Auch das BVerfG räumt dem Gesetz­ge­ber in Bezug auf eine Ergän­zungs­ab­gabe, ins­be­son­dere was die Lauf­zeit angeht, einen sehr wei­ten Gestal­tungs­spiel­raum ein. Unter Beach­tung der ver­fas­sungs­recht­li­chen Vor­ga­ben und der Vor­ga­ben des BVerfG im Beschluss vom 9.2.1972 (1 BvL 16/69) hält der Senat die Erhe­bung noch im Jahr 2020 und nach dem Gesetz zur Rück­füh­rung des Soli­da­ri­täts­zu­schlags für Zei­träume ab 2021 nach der­zei­ti­gem Stand nicht für ver­fas­sungs­wid­rig. So teilt der Senat aus­drück­lich nicht die These, dass "auto­ma­tisch" mit Aus­lau­fen des Soli­dar­pakts II (und der Neu­re­ge­lung des Län­der­fi­nanz­aus­g­leichs) auch der Soli­da­ri­täts­zu­schlag seine Recht­fer­ti­gung ver­liert. Hier mag zwar eine gewisse poli­ti­sche Ver­bin­dung beste­hen, eine recht­li­che Ver­bin­dung dahin­ge­hend, dass alleine der Soli­dar­pakt II einen Mehr­be­darf des Bun­des zur Finan­zie­rung der Las­ten der Wie­der­ve­r­ei­ni­gung zu begrün­den ver­mag, sieht der Senat nicht.
────────────────────
Aufgaben:
1. Auf welchen Beschluss des BVerfG beruft sich der Senat im Abschnitt zum Solidaritätszuschlag?
2. Schreibe den Abschnitt zum Solidaritätszuschlag im Anschluss an seinen letzten Satz weiter.
────────────────────
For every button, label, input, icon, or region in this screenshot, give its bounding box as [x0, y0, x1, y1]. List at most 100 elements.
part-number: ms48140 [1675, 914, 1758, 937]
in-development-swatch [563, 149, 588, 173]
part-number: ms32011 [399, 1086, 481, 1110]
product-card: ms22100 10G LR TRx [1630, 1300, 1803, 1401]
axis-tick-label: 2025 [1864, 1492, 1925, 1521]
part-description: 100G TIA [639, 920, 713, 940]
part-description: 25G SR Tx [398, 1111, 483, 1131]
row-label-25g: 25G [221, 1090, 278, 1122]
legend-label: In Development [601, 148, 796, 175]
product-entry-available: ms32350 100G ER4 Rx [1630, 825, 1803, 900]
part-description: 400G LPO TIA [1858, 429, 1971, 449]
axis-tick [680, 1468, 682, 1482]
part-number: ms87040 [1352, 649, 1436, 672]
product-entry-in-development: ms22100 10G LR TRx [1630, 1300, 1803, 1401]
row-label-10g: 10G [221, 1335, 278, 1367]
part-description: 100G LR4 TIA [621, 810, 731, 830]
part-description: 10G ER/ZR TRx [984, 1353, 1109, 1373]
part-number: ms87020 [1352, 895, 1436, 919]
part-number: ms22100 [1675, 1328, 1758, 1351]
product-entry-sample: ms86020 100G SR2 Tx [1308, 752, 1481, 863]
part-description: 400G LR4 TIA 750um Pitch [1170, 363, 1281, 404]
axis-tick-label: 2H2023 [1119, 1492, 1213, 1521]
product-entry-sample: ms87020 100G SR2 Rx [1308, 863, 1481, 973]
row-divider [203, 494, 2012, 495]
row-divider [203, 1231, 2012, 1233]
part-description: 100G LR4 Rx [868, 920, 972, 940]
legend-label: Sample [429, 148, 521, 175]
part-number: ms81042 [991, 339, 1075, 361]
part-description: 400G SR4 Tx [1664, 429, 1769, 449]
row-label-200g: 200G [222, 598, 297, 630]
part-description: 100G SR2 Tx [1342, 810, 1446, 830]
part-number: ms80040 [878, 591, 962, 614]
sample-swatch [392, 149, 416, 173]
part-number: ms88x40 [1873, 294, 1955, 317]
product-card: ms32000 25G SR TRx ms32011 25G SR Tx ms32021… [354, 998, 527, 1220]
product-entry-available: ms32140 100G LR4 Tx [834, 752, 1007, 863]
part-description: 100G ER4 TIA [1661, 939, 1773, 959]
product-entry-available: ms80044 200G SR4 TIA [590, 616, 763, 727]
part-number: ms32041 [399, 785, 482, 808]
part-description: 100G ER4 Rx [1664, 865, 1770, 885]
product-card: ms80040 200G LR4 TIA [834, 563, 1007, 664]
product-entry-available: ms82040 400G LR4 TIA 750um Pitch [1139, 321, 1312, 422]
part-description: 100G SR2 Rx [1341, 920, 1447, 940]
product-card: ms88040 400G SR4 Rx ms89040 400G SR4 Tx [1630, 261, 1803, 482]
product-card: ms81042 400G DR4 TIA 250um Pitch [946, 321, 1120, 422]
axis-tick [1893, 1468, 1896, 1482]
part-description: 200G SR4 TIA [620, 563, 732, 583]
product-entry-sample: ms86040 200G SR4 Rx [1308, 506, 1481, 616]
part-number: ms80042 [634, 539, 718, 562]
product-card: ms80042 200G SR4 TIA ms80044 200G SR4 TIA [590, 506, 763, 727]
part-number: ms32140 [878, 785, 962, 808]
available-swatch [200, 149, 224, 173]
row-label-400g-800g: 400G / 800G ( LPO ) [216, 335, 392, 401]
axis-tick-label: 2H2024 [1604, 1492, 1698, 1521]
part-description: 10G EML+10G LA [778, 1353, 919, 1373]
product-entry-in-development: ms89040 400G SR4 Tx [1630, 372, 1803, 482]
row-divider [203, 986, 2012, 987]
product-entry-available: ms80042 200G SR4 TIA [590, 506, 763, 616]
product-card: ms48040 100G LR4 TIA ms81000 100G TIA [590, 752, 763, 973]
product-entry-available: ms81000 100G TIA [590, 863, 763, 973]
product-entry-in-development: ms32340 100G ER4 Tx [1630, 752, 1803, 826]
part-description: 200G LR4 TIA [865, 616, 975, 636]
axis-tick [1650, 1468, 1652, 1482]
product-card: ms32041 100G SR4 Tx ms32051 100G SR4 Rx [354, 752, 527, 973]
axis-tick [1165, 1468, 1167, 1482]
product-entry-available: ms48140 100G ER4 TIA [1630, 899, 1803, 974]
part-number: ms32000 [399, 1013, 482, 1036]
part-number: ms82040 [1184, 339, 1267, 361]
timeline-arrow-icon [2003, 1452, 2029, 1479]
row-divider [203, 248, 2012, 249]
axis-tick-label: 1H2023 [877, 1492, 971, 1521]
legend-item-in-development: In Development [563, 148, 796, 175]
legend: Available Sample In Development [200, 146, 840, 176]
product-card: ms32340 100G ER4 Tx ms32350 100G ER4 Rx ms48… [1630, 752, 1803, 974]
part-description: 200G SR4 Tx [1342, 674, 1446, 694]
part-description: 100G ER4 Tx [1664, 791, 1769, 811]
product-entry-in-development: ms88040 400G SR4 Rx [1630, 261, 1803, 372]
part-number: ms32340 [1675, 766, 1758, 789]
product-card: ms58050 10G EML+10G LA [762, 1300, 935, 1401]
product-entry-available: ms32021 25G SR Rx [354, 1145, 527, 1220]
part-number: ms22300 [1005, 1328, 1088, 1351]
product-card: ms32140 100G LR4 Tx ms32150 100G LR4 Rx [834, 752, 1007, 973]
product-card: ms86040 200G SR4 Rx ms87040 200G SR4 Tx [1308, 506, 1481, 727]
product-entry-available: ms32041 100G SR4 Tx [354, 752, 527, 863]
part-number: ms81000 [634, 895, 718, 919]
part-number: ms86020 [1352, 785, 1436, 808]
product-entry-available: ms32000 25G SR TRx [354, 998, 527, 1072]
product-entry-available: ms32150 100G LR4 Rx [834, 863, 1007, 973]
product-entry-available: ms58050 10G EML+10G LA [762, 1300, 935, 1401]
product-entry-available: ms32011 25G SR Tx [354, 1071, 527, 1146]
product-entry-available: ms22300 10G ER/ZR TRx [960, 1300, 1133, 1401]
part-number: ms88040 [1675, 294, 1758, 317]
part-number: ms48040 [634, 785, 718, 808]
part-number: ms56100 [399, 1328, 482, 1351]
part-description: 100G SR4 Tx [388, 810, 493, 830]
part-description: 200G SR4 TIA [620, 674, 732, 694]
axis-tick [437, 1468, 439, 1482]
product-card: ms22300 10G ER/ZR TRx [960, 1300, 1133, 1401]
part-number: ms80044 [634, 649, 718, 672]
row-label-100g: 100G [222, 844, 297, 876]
────────────────────
Antworten je Aufgabe:
1. Auf den Beschluss vom 9.2.1972 (1 BvL 16/69).

2.
Nach Auf­fas­sung des Senats ist die Begrün­dung des Gesetz­ge­bers - ins­be­son­dere, weil es sich hier nur um eine Prog­nose han­deln kann - unter ver­fas­sungs­recht­li­chen Gesichts­punk­ten aus­rei­chend, um die Erhe­bung des Soli­da­ri­täts­zu­schlags über das Jahr 2019 hin­aus wei­ter­hin zu recht­fer­ti­gen. Die Anfor­de­run­gen an die Begrün­dung sind inso­weit nicht zu hoch zu ste­cken (so auch Urteile des BFH vom 21.7.2011 II R 52/10; II R 50/09). Der Senat sieht auch keine Ver­an­las­sung vor dem Hin­ter­grund poli­tisch moti­vier­ter Äuße­run­gen daran zu zwei­feln, dass die Begrün­dung des Gesetz­ge­bers die wil­lens­bil­den­den Fak­to­ren wie­der­gibt.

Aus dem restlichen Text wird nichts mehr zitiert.